--- start Provided records ---

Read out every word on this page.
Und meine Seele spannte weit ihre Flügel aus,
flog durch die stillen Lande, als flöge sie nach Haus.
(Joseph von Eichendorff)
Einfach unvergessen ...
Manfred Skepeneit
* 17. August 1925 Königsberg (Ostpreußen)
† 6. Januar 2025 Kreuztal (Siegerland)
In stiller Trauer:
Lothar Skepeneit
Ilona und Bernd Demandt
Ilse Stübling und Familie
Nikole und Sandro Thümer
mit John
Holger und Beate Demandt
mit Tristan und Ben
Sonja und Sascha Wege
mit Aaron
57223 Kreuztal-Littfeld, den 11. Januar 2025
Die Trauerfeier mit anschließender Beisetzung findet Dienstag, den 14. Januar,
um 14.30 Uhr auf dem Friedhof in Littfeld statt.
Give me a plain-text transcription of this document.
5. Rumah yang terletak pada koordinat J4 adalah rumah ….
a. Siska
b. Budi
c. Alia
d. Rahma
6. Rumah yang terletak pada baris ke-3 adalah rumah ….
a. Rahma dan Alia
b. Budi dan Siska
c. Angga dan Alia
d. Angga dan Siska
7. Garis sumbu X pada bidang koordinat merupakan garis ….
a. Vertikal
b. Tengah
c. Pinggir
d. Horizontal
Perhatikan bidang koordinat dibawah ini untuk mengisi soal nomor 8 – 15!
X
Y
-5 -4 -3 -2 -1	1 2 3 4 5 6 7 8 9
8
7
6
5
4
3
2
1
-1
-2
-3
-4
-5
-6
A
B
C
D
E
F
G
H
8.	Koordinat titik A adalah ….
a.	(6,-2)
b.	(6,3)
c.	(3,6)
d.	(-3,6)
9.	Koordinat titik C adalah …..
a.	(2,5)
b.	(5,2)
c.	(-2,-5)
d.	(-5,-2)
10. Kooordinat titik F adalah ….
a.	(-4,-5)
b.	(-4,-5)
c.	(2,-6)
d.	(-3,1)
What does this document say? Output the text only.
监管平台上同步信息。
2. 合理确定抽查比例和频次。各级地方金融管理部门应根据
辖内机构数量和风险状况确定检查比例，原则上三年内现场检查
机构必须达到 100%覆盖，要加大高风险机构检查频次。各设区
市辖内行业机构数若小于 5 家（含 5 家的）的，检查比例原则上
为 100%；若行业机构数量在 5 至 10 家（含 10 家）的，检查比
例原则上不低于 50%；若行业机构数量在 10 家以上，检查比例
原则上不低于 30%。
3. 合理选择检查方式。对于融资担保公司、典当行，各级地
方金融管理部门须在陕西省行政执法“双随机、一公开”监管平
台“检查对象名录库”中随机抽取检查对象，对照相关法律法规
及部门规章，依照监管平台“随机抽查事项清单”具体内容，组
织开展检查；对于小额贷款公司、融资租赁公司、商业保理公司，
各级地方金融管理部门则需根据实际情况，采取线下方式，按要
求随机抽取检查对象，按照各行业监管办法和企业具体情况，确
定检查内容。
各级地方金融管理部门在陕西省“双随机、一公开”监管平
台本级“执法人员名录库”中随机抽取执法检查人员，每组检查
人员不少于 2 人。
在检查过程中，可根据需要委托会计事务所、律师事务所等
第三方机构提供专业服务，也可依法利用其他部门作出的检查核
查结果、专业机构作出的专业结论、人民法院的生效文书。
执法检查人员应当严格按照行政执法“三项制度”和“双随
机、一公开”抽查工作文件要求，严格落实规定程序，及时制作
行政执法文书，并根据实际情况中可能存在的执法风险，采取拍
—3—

--- end Provided records ---

Task objective — Transcribe every entry exactly, omitting nothing.

Task result —
Read out every word on this page.
Und meine Seele spannte weit ihre Flügel aus,
flog durch die stillen Lande, als flöge sie nach Haus.
(Joseph von Eichendorff)
Einfach unvergessen ...
Manfred Skepeneit
* 17. August 1925 Königsberg (Ostpreußen)
† 6. Januar 2025 Kreuztal (Siegerland)
In stiller Trauer:
Lothar Skepeneit
Ilona und Bernd Demandt
Ilse Stübling und Familie
Nikole und Sandro Thümer
mit John
Holger und Beate Demandt
mit Tristan und Ben
Sonja und Sascha Wege
mit Aaron
57223 Kreuztal-Littfeld, den 11. Januar 2025
Die Trauerfeier mit anschließender Beisetzung findet Dienstag, den 14. Januar,
um 14.30 Uhr auf dem Friedhof in Littfeld statt.
Give me a plain-text transcription of this document.
5. Rumah yang terletak pada koordinat J4 adalah rumah ….
a. Siska
b. Budi
c. Alia
d. Rahma
6. Rumah yang terletak pada baris ke-3 adalah rumah ….
a. Rahma dan Alia
b. Budi dan Siska
c. Angga dan Alia
d. Angga dan Siska
7. Garis sumbu X pada bidang koordinat merupakan garis ….
a. Vertikal
b. Tengah
c. Pinggir
d. Horizontal
Perhatikan bidang koordinat dibawah ini untuk mengisi soal nomor 8 – 15!
X
Y
-5 -4 -3 -2 -1	1 2 3 4 5 6 7 8 9
8
7
6
5
4
3
2
1
-1
-2
-3
-4
-5
-6
A
B
C
D
E
F
G
H
8.	Koordinat titik A adalah ….
a.	(6,-2)
b.	(6,3)
c.	(3,6)
d.	(-3,6)
9.	Koordinat titik C adalah …..
a.	(2,5)
b.	(5,2)
c.	(-2,-5)
d.	(-5,-2)
10. Kooordinat titik F adalah ….
a.	(-4,-5)
b.	(-4,-5)
c.	(2,-6)
d.	(-3,1)
What does this document say? Output the text only.
监管平台上同步信息。
2. 合理确定抽查比例和频次。各级地方金融管理部门应根据
辖内机构数量和风险状况确定检查比例，原则上三年内现场检查
机构必须达到 100%覆盖，要加大高风险机构检查频次。各设区
市辖内行业机构数若小于 5 家（含 5 家的）的，检查比例原则上
为 100%；若行业机构数量在 5 至 10 家（含 10 家）的，检查比
例原则上不低于 50%；若行业机构数量在 10 家以上，检查比例
原则上不低于 30%。
3. 合理选择检查方式。对于融资担保公司、典当行，各级地
方金融管理部门须在陕西省行政执法“双随机、一公开”监管平
台“检查对象名录库”中随机抽取检查对象，对照相关法律法规
及部门规章，依照监管平台“随机抽查事项清单”具体内容，组
织开展检查；对于小额贷款公司、融资租赁公司、商业保理公司，
各级地方金融管理部门则需根据实际情况，采取线下方式，按要
求随机抽取检查对象，按照各行业监管办法和企业具体情况，确
定检查内容。
各级地方金融管理部门在陕西省“双随机、一公开”监管平
台本级“执法人员名录库”中随机抽取执法检查人员，每组检查
人员不少于 2 人。
在检查过程中，可根据需要委托会计事务所、律师事务所等
第三方机构提供专业服务，也可依法利用其他部门作出的检查核
查结果、专业机构作出的专业结论、人民法院的生效文书。
执法检查人员应当严格按照行政执法“三项制度”和“双随
机、一公开”抽查工作文件要求，严格落实规定程序，及时制作
行政执法文书，并根据实际情况中可能存在的执法风险，采取拍
—3—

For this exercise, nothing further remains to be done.